(Stored records)
━━━━━━

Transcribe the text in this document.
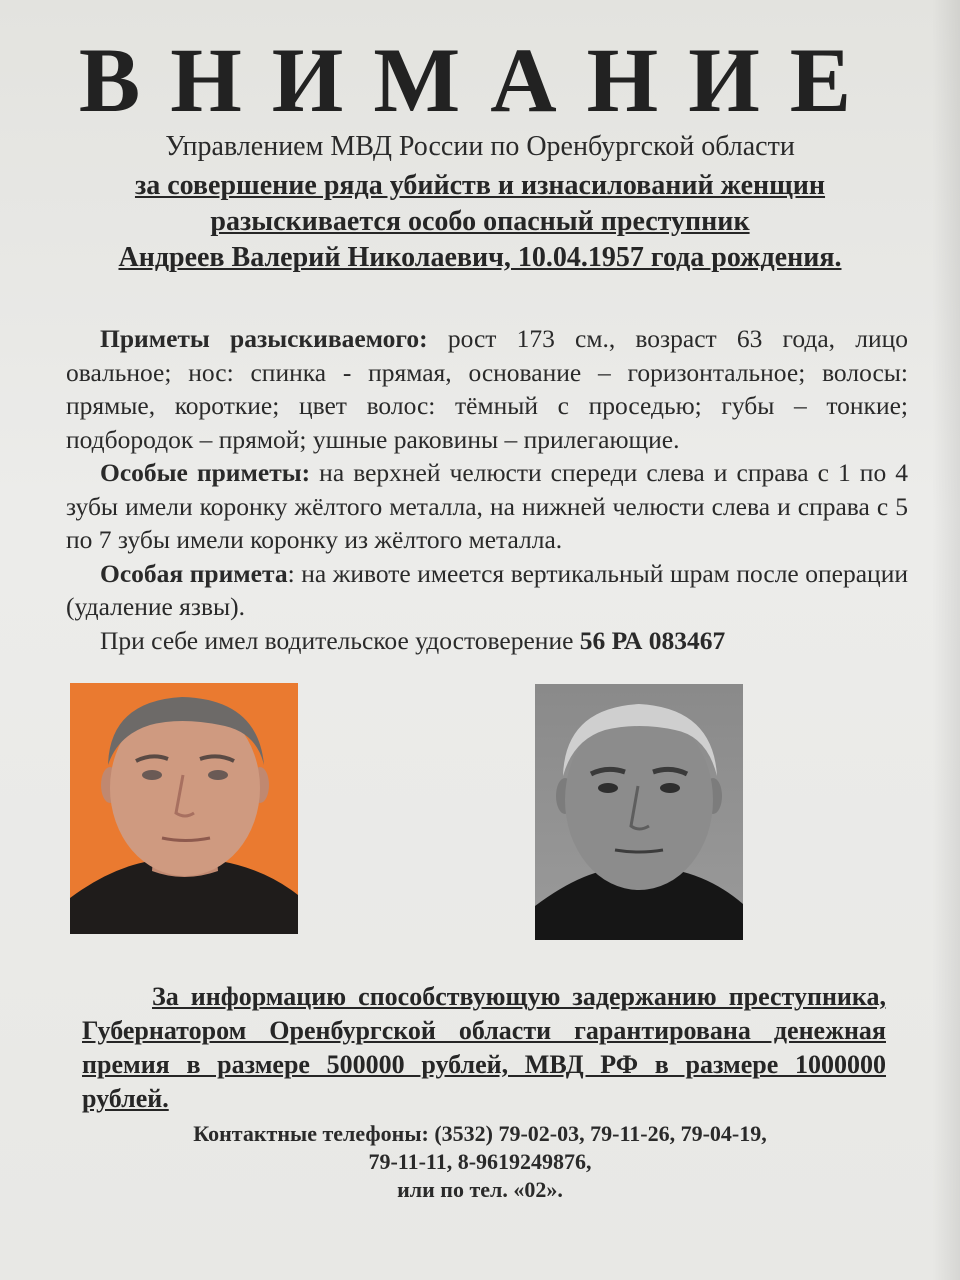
ВНИМАНИЕ
Управлением МВД России по Оренбургской области
за совершение ряда убийств и изнасилований женщин
разыскивается особо опасный преступник
Андреев Валерий Николаевич, 10.04.1957 года рождения.

Приметы разыскиваемого: рост 173 см., возраст 63 года, лицо овальное; нос: спинка - прямая, основание – горизонтальное; волосы: прямые, короткие; цвет волос: тёмный с проседью; губы – тонкие; подбородок – прямой; ушные раковины – прилегающие.

Особые приметы: на верхней челюсти спереди слева и справа с 1 по 4 зубы имели коронку жёлтого металла, на нижней челюсти слева и справа с 5 по 7 зубы имели коронку из жёлтого металла.

Особая примета: на животе имеется вертикальный шрам после операции (удаление язвы).

При себе имел водительское удостоверение 56 РА 083467

За информацию способствующую задержанию преступника, Губернатором Оренбургской области гарантирована денежная премия в размере 500000 рублей, МВД РФ в размере 1000000 рублей.
Контактные телефоны: (3532) 79-02-03, 79-11-26, 79-04-19,
79-11-11, 8-9619249876,
или по тел. «02».
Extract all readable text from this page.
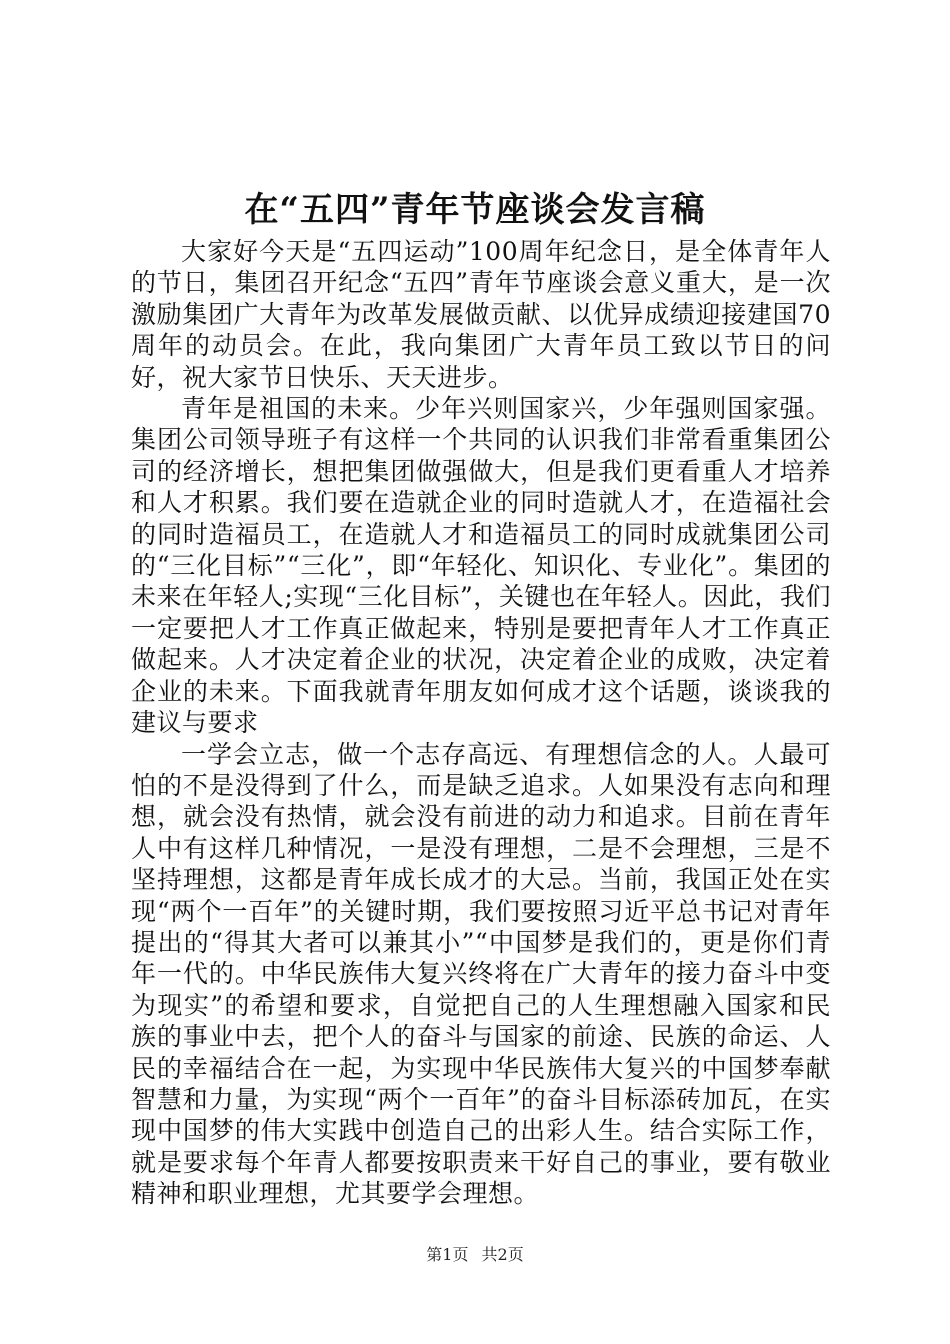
在“五四”青年节座谈会发言稿

大家好今天是“五四运动”100周年纪念日，是全体青年人的节日，集团召开纪念“五四”青年节座谈会意义重大，是一次激励集团广大青年为改革发展做贡献、以优异成绩迎接建国70周年的动员会。在此，我向集团广大青年员工致以节日的问好，祝大家节日快乐、天天进步。

青年是祖国的未来。少年兴则国家兴，少年强则国家强。集团公司领导班子有这样一个共同的认识我们非常看重集团公司的经济增长，想把集团做强做大，但是我们更看重人才培养和人才积累。我们要在造就企业的同时造就人才，在造福社会的同时造福员工，在造就人才和造福员工的同时成就集团公司的“三化目标”“三化”，即“年轻化、知识化、专业化”。集团的未来在年轻人;实现“三化目标”，关键也在年轻人。因此，我们一定要把人才工作真正做起来，特别是要把青年人才工作真正做起来。人才决定着企业的状况，决定着企业的成败，决定着企业的未来。下面我就青年朋友如何成才这个话题，谈谈我的建议与要求

一学会立志，做一个志存高远、有理想信念的人。人最可怕的不是没得到了什么，而是缺乏追求。人如果没有志向和理想，就会没有热情，就会没有前进的动力和追求。目前在青年人中有这样几种情况，一是没有理想，二是不会理想，三是不坚持理想，这都是青年成长成才的大忌。当前，我国正处在实现“两个一百年”的关键时期，我们要按照习近平总书记对青年提出的“得其大者可以兼其小”“中国梦是我们的，更是你们青年一代的。中华民族伟大复兴终将在广大青年的接力奋斗中变为现实”的希望和要求，自觉把自己的人生理想融入国家和民族的事业中去，把个人的奋斗与国家的前途、民族的命运、人民的幸福结合在一起，为实现中华民族伟大复兴的中国梦奉献智慧和力量，为实现“两个一百年”的奋斗目标添砖加瓦，在实现中国梦的伟大实践中创造自己的出彩人生。结合实际工作，就是要求每个年青人都要按职责来干好自己的事业，要有敬业精神和职业理想，尤其要学会理想。

第1页 共2页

━━━━━━

-- Task prompt --
In the records, locate each line holding the string "this" and copy it.

-- Full output --
Transcribe the text in this document.
Extract all readable text from this page.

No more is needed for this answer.